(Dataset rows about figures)

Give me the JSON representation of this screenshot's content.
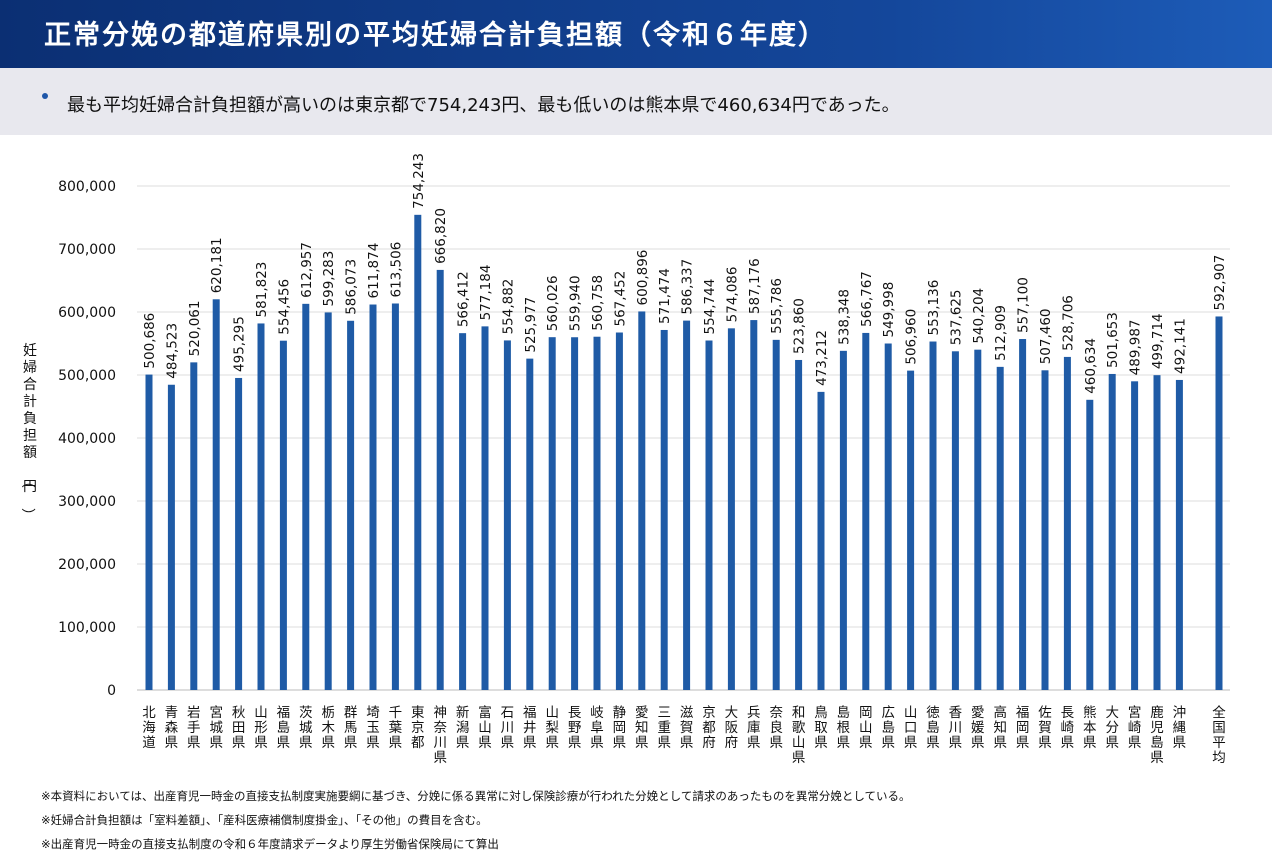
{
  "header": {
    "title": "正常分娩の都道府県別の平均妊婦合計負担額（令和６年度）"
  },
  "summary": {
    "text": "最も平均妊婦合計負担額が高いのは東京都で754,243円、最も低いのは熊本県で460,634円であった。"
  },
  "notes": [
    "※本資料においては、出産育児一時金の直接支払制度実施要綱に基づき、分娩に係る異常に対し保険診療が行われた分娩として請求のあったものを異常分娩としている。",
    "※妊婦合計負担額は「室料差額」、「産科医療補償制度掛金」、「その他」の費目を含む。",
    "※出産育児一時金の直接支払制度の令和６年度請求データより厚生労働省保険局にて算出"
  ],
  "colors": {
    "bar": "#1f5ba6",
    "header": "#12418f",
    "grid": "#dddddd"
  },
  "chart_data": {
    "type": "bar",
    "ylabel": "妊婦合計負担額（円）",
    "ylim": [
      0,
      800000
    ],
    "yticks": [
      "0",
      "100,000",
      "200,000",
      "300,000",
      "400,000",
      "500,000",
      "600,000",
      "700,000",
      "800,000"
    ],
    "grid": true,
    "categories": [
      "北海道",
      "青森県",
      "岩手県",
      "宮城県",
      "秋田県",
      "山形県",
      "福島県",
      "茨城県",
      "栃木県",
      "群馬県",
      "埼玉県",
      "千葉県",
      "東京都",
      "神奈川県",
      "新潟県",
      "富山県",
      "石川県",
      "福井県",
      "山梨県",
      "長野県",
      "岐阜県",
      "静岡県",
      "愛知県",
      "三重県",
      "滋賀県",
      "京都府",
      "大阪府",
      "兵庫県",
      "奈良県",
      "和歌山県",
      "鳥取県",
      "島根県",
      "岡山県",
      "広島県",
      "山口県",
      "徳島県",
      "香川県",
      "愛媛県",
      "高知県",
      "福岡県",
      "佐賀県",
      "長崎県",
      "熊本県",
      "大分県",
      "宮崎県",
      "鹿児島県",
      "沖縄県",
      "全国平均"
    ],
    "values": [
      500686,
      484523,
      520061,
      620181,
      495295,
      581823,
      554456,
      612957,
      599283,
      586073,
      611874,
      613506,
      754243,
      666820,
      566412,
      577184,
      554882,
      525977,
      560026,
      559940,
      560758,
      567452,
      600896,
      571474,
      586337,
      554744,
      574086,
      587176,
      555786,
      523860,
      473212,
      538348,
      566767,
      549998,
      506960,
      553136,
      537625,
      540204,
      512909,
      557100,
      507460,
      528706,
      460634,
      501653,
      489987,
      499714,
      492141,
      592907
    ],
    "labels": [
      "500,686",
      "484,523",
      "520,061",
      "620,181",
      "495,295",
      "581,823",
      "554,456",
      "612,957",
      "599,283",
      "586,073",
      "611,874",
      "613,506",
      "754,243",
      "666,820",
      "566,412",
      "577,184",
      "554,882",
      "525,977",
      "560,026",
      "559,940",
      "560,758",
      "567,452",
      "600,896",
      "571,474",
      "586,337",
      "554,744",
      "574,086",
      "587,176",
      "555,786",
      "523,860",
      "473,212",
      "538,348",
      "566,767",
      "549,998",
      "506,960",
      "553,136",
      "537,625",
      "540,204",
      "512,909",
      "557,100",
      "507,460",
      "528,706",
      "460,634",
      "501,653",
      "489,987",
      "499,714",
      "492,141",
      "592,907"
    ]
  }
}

--

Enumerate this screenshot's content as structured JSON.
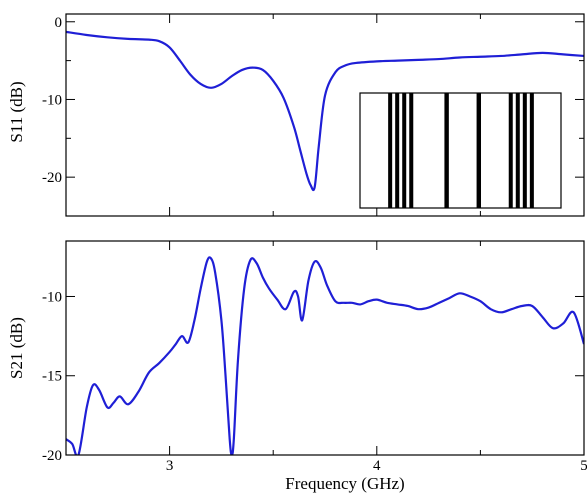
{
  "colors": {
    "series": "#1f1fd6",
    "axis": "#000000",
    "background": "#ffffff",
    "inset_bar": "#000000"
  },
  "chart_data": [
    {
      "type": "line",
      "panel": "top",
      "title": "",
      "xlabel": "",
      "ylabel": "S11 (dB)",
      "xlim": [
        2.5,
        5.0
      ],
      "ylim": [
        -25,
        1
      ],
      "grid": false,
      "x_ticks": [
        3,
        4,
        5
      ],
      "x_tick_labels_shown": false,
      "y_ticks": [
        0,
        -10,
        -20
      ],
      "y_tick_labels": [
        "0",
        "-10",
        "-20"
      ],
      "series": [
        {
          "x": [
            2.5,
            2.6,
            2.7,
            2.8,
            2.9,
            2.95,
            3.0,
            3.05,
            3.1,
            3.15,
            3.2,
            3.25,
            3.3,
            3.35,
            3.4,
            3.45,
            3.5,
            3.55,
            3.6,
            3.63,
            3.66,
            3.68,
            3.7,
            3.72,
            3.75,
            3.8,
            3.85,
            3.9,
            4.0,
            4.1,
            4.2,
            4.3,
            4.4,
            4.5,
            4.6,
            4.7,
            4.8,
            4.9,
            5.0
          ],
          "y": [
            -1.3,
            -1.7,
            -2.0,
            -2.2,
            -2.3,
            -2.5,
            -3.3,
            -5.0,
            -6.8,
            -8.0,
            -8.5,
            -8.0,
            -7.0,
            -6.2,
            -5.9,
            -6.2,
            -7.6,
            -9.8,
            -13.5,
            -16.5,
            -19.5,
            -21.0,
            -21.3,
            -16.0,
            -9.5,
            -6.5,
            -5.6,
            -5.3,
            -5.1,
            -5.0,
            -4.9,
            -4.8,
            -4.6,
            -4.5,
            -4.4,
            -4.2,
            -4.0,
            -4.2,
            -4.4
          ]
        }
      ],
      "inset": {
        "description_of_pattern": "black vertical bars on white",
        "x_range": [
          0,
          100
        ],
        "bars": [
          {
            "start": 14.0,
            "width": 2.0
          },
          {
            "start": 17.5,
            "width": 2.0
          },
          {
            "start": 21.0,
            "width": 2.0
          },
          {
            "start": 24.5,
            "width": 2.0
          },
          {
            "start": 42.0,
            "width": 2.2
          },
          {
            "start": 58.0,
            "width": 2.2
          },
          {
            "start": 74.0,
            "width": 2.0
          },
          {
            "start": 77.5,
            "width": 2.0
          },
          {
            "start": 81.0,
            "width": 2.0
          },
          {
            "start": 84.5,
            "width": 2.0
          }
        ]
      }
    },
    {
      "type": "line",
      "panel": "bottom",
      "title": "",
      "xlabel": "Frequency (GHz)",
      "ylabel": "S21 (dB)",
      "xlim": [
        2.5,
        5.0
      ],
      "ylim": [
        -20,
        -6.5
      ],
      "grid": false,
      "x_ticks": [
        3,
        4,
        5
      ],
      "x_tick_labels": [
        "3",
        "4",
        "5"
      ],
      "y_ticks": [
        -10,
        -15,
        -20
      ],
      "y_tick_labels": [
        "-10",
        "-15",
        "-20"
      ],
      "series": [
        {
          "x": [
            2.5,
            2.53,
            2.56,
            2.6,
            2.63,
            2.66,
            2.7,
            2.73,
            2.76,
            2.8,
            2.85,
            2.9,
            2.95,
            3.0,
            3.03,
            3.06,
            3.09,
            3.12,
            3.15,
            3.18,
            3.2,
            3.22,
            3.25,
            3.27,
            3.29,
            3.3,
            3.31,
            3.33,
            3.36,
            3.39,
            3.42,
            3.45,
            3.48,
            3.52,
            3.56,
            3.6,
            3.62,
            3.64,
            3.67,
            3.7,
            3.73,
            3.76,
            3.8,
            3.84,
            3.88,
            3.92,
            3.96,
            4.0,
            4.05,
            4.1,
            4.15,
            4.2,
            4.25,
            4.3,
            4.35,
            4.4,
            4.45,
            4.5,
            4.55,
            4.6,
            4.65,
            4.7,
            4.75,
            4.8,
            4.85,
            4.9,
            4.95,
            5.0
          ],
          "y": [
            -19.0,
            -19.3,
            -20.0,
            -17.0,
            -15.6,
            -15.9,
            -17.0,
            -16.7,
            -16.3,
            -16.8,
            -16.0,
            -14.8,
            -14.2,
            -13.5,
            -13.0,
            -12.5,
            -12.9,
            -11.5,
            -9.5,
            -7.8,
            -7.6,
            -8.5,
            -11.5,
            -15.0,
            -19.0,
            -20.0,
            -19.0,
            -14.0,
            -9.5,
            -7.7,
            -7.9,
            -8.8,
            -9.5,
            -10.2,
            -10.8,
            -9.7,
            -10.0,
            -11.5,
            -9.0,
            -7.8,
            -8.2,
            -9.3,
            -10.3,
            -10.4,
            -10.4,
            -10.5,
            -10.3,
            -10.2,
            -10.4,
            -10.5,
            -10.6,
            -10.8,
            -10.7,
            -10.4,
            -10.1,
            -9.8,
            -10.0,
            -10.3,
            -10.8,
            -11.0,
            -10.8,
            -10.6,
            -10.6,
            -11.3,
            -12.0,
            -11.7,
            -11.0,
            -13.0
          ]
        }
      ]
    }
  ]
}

**Instructions to follow**:
Find the string "grid" in the records, then copy each line where it occurs.

**Solution to this task**:
    "grid": "#dddddd"
    "grid": true,
      "grid": false,
      "grid": false,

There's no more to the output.